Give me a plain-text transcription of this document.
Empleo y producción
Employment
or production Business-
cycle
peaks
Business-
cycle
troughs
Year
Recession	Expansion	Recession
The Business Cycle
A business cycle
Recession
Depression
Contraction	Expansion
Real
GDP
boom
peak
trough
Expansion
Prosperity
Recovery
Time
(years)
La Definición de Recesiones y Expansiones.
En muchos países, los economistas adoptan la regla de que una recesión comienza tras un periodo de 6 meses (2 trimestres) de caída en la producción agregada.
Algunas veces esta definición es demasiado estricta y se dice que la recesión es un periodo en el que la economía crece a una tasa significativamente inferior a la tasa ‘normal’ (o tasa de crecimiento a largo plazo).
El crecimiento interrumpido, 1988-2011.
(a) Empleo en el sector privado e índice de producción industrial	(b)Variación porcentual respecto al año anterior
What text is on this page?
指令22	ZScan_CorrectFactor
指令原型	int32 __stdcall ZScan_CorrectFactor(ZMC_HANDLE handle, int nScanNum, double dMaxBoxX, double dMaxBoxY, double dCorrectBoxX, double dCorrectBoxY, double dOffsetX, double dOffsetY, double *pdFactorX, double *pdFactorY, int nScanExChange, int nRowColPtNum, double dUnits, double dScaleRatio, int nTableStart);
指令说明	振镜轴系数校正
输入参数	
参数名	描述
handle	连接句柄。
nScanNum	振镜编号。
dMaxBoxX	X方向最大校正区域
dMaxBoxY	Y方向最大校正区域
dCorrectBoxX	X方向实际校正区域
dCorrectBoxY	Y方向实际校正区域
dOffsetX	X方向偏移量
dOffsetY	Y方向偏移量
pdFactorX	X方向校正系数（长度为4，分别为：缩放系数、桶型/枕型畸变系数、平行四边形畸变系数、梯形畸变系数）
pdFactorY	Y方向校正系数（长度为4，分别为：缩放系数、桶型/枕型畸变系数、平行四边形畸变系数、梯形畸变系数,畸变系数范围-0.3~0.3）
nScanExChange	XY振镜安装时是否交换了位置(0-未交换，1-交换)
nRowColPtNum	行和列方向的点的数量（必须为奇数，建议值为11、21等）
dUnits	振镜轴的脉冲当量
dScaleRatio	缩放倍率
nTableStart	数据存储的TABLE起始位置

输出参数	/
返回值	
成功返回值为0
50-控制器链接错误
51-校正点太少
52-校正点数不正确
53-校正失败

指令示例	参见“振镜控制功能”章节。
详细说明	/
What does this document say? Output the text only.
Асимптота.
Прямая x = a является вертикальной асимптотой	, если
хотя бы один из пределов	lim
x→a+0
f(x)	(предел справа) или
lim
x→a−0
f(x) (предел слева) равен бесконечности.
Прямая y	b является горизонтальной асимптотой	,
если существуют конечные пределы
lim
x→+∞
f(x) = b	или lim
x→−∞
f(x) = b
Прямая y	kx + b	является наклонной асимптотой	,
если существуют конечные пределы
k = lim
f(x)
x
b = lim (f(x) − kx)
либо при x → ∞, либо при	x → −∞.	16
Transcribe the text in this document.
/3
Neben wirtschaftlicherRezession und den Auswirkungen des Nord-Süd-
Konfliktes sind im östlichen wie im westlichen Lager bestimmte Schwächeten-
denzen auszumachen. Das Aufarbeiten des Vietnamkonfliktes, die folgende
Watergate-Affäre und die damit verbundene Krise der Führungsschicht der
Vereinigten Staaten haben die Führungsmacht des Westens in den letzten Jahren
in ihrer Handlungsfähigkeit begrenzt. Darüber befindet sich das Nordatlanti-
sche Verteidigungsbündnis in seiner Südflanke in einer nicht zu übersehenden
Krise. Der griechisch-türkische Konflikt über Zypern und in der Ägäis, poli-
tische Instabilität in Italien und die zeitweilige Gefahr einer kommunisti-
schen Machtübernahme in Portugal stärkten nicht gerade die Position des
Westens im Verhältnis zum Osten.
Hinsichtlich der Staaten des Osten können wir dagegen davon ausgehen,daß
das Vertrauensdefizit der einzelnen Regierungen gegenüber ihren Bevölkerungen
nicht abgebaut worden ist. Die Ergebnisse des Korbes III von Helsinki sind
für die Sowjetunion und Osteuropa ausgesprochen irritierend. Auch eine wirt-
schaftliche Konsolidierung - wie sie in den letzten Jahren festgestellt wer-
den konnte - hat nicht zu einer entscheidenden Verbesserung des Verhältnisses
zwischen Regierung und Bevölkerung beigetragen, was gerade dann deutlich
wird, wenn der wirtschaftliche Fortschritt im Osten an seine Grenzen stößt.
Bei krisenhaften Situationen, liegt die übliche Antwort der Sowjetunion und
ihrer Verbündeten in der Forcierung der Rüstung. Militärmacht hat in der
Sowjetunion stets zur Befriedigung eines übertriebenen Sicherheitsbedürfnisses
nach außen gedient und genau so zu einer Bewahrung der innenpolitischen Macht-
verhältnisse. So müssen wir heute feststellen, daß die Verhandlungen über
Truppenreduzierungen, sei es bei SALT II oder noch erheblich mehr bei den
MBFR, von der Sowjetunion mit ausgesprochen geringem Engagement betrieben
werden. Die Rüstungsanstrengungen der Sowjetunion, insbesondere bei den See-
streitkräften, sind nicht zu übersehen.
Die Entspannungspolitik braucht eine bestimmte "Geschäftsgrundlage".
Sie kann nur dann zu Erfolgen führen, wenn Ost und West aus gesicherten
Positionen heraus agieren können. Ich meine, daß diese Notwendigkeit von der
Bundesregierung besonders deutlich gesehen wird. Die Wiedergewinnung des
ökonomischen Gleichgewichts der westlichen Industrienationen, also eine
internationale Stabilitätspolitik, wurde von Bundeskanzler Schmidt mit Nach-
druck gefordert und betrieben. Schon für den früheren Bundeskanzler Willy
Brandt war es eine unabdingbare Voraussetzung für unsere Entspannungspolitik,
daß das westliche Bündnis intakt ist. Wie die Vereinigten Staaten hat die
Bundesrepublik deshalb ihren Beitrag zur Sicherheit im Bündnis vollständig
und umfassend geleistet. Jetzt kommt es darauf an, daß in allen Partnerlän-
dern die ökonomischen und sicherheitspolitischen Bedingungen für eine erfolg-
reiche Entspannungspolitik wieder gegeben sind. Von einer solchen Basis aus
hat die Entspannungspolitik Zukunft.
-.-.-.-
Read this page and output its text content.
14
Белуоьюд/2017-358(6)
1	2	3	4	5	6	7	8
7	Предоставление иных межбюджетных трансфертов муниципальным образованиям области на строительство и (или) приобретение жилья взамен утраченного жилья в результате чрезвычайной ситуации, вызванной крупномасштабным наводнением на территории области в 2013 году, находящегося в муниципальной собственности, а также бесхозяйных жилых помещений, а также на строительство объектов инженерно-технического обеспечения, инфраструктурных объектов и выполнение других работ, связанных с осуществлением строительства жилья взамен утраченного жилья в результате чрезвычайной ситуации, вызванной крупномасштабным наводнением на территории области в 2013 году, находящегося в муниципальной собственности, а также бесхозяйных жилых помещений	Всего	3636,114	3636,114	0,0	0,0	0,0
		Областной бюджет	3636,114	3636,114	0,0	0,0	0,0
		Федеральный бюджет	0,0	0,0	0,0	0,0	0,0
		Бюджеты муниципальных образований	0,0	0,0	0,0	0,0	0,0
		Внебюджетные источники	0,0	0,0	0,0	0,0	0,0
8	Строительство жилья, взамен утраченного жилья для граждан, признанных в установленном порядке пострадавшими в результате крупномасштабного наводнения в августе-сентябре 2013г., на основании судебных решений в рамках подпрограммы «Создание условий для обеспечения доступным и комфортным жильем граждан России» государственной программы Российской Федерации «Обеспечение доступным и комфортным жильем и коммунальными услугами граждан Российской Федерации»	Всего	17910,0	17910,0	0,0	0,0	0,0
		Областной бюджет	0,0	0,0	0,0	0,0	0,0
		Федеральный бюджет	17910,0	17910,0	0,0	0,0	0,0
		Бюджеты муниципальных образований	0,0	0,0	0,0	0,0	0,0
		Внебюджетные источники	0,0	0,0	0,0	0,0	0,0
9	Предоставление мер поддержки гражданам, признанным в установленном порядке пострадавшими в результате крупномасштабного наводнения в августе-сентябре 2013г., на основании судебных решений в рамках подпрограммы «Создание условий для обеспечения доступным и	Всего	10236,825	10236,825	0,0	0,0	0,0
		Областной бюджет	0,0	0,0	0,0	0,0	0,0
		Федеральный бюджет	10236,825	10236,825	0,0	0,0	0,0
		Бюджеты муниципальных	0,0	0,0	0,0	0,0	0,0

· · · · · · ·

▶ **STATED PROBLEM**
Reply with nothing but the number of lines in the data above that contain "平行四边形畸变系数".

▶ **EXERCISE ANSWER**
2